Alıntı:
__________
17/02/2002 Paskalya Hazırlık Devresi I. Pazar A yılı
Birinci okuma: Tek. 2, 7-9; 3, 1-17 Mezmur: 50
İkinci okuma: Rom. 5, 12-19 İncil: Matta 4, 1-11
Geçen
Çarşamba günü, biz Latinler, Kutsal Paskalya Hazırlık
Devresine başladık. Rahip bize "Tövbe edin ve İncil'e inanın"
ya da "Topraktan geldin ve toprağa döneceksin" derken, başımıza
biraz kül koydu. Gerçekten zavallı ve güçsüzüz, günaha düşmeye
hazır kişileriz, günahın sonucu ölümü hak eden insanlarız!
Bugünkü okumalar bir daha bizim zayıflığımızı, günahlarımızı
ve geçici olduğumuzu bize hatırlatıyor.
Allah
insanı yarattı, ona hayat verme gücü verdi, her şeyi onun
emrinin altına bıraktı, hatta mutluluğunu korumak için ona
bir kural verdi. Ne yazık ki insan yılanla, Allah'ın düşmanının
simgesi, tartışmaya girdi. Bu 'şahsiyet' insan için hiç bir iyi
şey yapmamıştı, buna rağmen insan onun etkisinin altına
girdi, o dereceye kadar ki ona hayat veren bu kişinin, gerçekliğinden
ve iyiliğinden şüphelenmeye başladı. Kandırılmış
insan, Allah'ın başka bir tasviri ve görüntüsünü kabul etti, O
artık Baba değil, bir Patrondu! Bu görüntüden cezbolmuş insan
artık kendisini Allah'ın evladı olarak değil, bir köle gibi
kabul edip O'ndan uzaklaşmaya başladı. Bu şekilde
kendini ayartıcının elinde buldu!
İsa
da, dua etmek için çöle gittiği zaman, aynı denemeyi tecrübe eder.
__________
Verilen görev A: Alıntıya göre Latinler Kutsal Paskalya Hazırlık Devresine hangi gün başladı?
Verilen görev B: Girdilerde "409, 114, 458]" geçen satırdan "calendar-week-row: 8 Sunrise: 7:53" geçen satıra kadar, iki uç da dahil, olan satırları numaralı bir listeye dönüştür. Boş satırları listeye alma.
Alıntı ile girdiler arasında hiçbir bağ yoktur.

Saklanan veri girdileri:
__________
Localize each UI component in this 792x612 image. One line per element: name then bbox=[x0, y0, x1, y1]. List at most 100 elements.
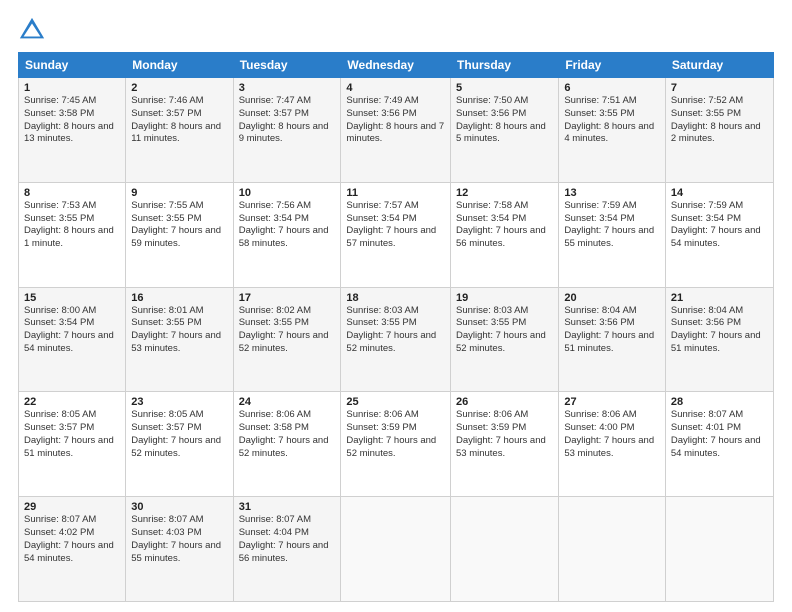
day-info: Sunrise: 8:05 AMSunset: 3:57 PMDaylight:… bbox=[24, 409, 114, 458]
calendar-week-row: 1 Sunrise: 7:45 AMSunset: 3:58 PMDayligh… bbox=[19, 78, 774, 183]
calendar-day-cell: 3 Sunrise: 7:47 AMSunset: 3:57 PMDayligh… bbox=[233, 78, 341, 183]
day-number: 30 bbox=[131, 501, 227, 513]
calendar-day-cell: 8 Sunrise: 7:53 AMSunset: 3:55 PMDayligh… bbox=[19, 182, 126, 287]
calendar-day-cell: 28 Sunrise: 8:07 AMSunset: 4:01 PMDaylig… bbox=[665, 392, 773, 497]
calendar-day-cell: 6 Sunrise: 7:51 AMSunset: 3:55 PMDayligh… bbox=[559, 78, 666, 183]
day-info: Sunrise: 8:01 AMSunset: 3:55 PMDaylight:… bbox=[131, 305, 221, 354]
calendar-day-cell: 16 Sunrise: 8:01 AMSunset: 3:55 PMDaylig… bbox=[126, 287, 233, 392]
day-info: Sunrise: 7:52 AMSunset: 3:55 PMDaylight:… bbox=[671, 95, 761, 144]
calendar-week-row: 8 Sunrise: 7:53 AMSunset: 3:55 PMDayligh… bbox=[19, 182, 774, 287]
day-info: Sunrise: 7:51 AMSunset: 3:55 PMDaylight:… bbox=[564, 95, 654, 144]
day-number: 5 bbox=[456, 82, 553, 94]
calendar-day-cell: 4 Sunrise: 7:49 AMSunset: 3:56 PMDayligh… bbox=[341, 78, 451, 183]
calendar-day-cell: 7 Sunrise: 7:52 AMSunset: 3:55 PMDayligh… bbox=[665, 78, 773, 183]
day-number: 4 bbox=[346, 82, 445, 94]
weekday-header: Tuesday bbox=[233, 53, 341, 78]
calendar-day-cell: 23 Sunrise: 8:05 AMSunset: 3:57 PMDaylig… bbox=[126, 392, 233, 497]
calendar-day-cell: 21 Sunrise: 8:04 AMSunset: 3:56 PMDaylig… bbox=[665, 287, 773, 392]
calendar-day-cell: 14 Sunrise: 7:59 AMSunset: 3:54 PMDaylig… bbox=[665, 182, 773, 287]
day-number: 15 bbox=[24, 292, 120, 304]
day-info: Sunrise: 8:02 AMSunset: 3:55 PMDaylight:… bbox=[239, 305, 329, 354]
day-info: Sunrise: 7:50 AMSunset: 3:56 PMDaylight:… bbox=[456, 95, 546, 144]
day-number: 6 bbox=[564, 82, 660, 94]
day-number: 2 bbox=[131, 82, 227, 94]
weekday-header: Saturday bbox=[665, 53, 773, 78]
day-number: 31 bbox=[239, 501, 336, 513]
calendar-day-cell: 5 Sunrise: 7:50 AMSunset: 3:56 PMDayligh… bbox=[451, 78, 559, 183]
day-info: Sunrise: 8:04 AMSunset: 3:56 PMDaylight:… bbox=[671, 305, 761, 354]
day-info: Sunrise: 7:58 AMSunset: 3:54 PMDaylight:… bbox=[456, 200, 546, 249]
day-number: 21 bbox=[671, 292, 768, 304]
day-number: 28 bbox=[671, 396, 768, 408]
calendar-day-cell: 1 Sunrise: 7:45 AMSunset: 3:58 PMDayligh… bbox=[19, 78, 126, 183]
day-info: Sunrise: 8:06 AMSunset: 3:58 PMDaylight:… bbox=[239, 409, 329, 458]
day-number: 24 bbox=[239, 396, 336, 408]
day-info: Sunrise: 8:06 AMSunset: 3:59 PMDaylight:… bbox=[346, 409, 436, 458]
day-number: 7 bbox=[671, 82, 768, 94]
calendar-table: SundayMondayTuesdayWednesdayThursdayFrid… bbox=[18, 52, 774, 602]
calendar-day-cell: 15 Sunrise: 8:00 AMSunset: 3:54 PMDaylig… bbox=[19, 287, 126, 392]
day-number: 18 bbox=[346, 292, 445, 304]
day-info: Sunrise: 8:07 AMSunset: 4:03 PMDaylight:… bbox=[131, 514, 221, 563]
calendar-day-cell: 30 Sunrise: 8:07 AMSunset: 4:03 PMDaylig… bbox=[126, 497, 233, 602]
day-info: Sunrise: 8:06 AMSunset: 4:00 PMDaylight:… bbox=[564, 409, 654, 458]
day-info: Sunrise: 7:53 AMSunset: 3:55 PMDaylight:… bbox=[24, 200, 114, 249]
calendar-day-cell: 2 Sunrise: 7:46 AMSunset: 3:57 PMDayligh… bbox=[126, 78, 233, 183]
day-number: 1 bbox=[24, 82, 120, 94]
calendar-day-cell: 13 Sunrise: 7:59 AMSunset: 3:54 PMDaylig… bbox=[559, 182, 666, 287]
day-info: Sunrise: 8:04 AMSunset: 3:56 PMDaylight:… bbox=[564, 305, 654, 354]
day-number: 10 bbox=[239, 187, 336, 199]
day-number: 25 bbox=[346, 396, 445, 408]
calendar-header-row: SundayMondayTuesdayWednesdayThursdayFrid… bbox=[19, 53, 774, 78]
day-info: Sunrise: 7:57 AMSunset: 3:54 PMDaylight:… bbox=[346, 200, 436, 249]
calendar-day-cell bbox=[665, 497, 773, 602]
weekday-header: Thursday bbox=[451, 53, 559, 78]
calendar-day-cell: 31 Sunrise: 8:07 AMSunset: 4:04 PMDaylig… bbox=[233, 497, 341, 602]
weekday-header: Friday bbox=[559, 53, 666, 78]
calendar-day-cell: 25 Sunrise: 8:06 AMSunset: 3:59 PMDaylig… bbox=[341, 392, 451, 497]
day-number: 29 bbox=[24, 501, 120, 513]
page: SundayMondayTuesdayWednesdayThursdayFrid… bbox=[0, 0, 792, 612]
calendar-day-cell: 17 Sunrise: 8:02 AMSunset: 3:55 PMDaylig… bbox=[233, 287, 341, 392]
calendar-day-cell bbox=[341, 497, 451, 602]
logo-area bbox=[18, 16, 50, 44]
calendar-week-row: 29 Sunrise: 8:07 AMSunset: 4:02 PMDaylig… bbox=[19, 497, 774, 602]
day-info: Sunrise: 7:56 AMSunset: 3:54 PMDaylight:… bbox=[239, 200, 329, 249]
day-info: Sunrise: 8:07 AMSunset: 4:04 PMDaylight:… bbox=[239, 514, 329, 563]
day-info: Sunrise: 8:03 AMSunset: 3:55 PMDaylight:… bbox=[346, 305, 436, 354]
calendar-day-cell: 18 Sunrise: 8:03 AMSunset: 3:55 PMDaylig… bbox=[341, 287, 451, 392]
day-number: 26 bbox=[456, 396, 553, 408]
day-info: Sunrise: 7:49 AMSunset: 3:56 PMDaylight:… bbox=[346, 95, 444, 144]
day-number: 27 bbox=[564, 396, 660, 408]
calendar-week-row: 22 Sunrise: 8:05 AMSunset: 3:57 PMDaylig… bbox=[19, 392, 774, 497]
calendar-day-cell: 22 Sunrise: 8:05 AMSunset: 3:57 PMDaylig… bbox=[19, 392, 126, 497]
day-info: Sunrise: 7:55 AMSunset: 3:55 PMDaylight:… bbox=[131, 200, 221, 249]
calendar-day-cell: 9 Sunrise: 7:55 AMSunset: 3:55 PMDayligh… bbox=[126, 182, 233, 287]
calendar-day-cell bbox=[451, 497, 559, 602]
day-number: 16 bbox=[131, 292, 227, 304]
day-info: Sunrise: 8:00 AMSunset: 3:54 PMDaylight:… bbox=[24, 305, 114, 354]
logo-icon bbox=[18, 16, 46, 44]
calendar-day-cell: 24 Sunrise: 8:06 AMSunset: 3:58 PMDaylig… bbox=[233, 392, 341, 497]
day-number: 3 bbox=[239, 82, 336, 94]
calendar-day-cell: 27 Sunrise: 8:06 AMSunset: 4:00 PMDaylig… bbox=[559, 392, 666, 497]
calendar-day-cell: 29 Sunrise: 8:07 AMSunset: 4:02 PMDaylig… bbox=[19, 497, 126, 602]
day-number: 22 bbox=[24, 396, 120, 408]
day-info: Sunrise: 7:46 AMSunset: 3:57 PMDaylight:… bbox=[131, 95, 221, 144]
weekday-header: Wednesday bbox=[341, 53, 451, 78]
day-number: 23 bbox=[131, 396, 227, 408]
day-info: Sunrise: 7:59 AMSunset: 3:54 PMDaylight:… bbox=[564, 200, 654, 249]
calendar-day-cell: 11 Sunrise: 7:57 AMSunset: 3:54 PMDaylig… bbox=[341, 182, 451, 287]
weekday-header: Sunday bbox=[19, 53, 126, 78]
calendar-day-cell: 26 Sunrise: 8:06 AMSunset: 3:59 PMDaylig… bbox=[451, 392, 559, 497]
day-number: 20 bbox=[564, 292, 660, 304]
calendar-week-row: 15 Sunrise: 8:00 AMSunset: 3:54 PMDaylig… bbox=[19, 287, 774, 392]
day-number: 14 bbox=[671, 187, 768, 199]
calendar-day-cell: 12 Sunrise: 7:58 AMSunset: 3:54 PMDaylig… bbox=[451, 182, 559, 287]
day-info: Sunrise: 8:03 AMSunset: 3:55 PMDaylight:… bbox=[456, 305, 546, 354]
calendar-day-cell: 19 Sunrise: 8:03 AMSunset: 3:55 PMDaylig… bbox=[451, 287, 559, 392]
day-info: Sunrise: 8:05 AMSunset: 3:57 PMDaylight:… bbox=[131, 409, 221, 458]
day-number: 17 bbox=[239, 292, 336, 304]
day-info: Sunrise: 7:45 AMSunset: 3:58 PMDaylight:… bbox=[24, 95, 114, 144]
day-number: 19 bbox=[456, 292, 553, 304]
__________
Tam çözüm A: Geçen Çarşamba günü başladılar.

Tam çözüm B:
1. day-info: Sunrise: 8:05 AMSunset: 3:57 PMDaylight:… bbox=[24, 409, 114, 458]
2. calendar-week-row: 1 Sunrise: 7:45 AMSunset: 3:58 PMDayligh… bbox=[19, 78, 774, 183]
3. calendar-day-cell: 3 Sunrise: 7:47 AMSunset: 3:57 PMDayligh… bbox=[233, 78, 341, 183]
4. day-number: 30 bbox=[131, 501, 227, 513]
5. calendar-day-cell: 8 Sunrise: 7:53 AMSunset: 3:55 PMDayligh… bbox=[19, 182, 126, 287]
6. calendar-day-cell: 28 Sunrise: 8:07 AMSunset: 4:01 PMDaylig… bbox=[665, 392, 773, 497]
7. calendar-day-cell: 6 Sunrise: 7:51 AMSunset: 3:55 PMDayligh… bbox=[559, 78, 666, 183]
8. day-info: Sunrise: 8:01 AMSunset: 3:55 PMDaylight:… bbox=[131, 305, 221, 354]
9. calendar-day-cell: 16 Sunrise: 8:01 AMSunset: 3:55 PMDaylig… bbox=[126, 287, 233, 392]
10. day-info: Sunrise: 7:52 AMSunset: 3:55 PMDaylight:… bbox=[671, 95, 761, 144]
11. calendar-week-row: 8 Sunrise: 7:53 AMSunset: 3:55 PMDayligh… bbox=[19, 182, 774, 287]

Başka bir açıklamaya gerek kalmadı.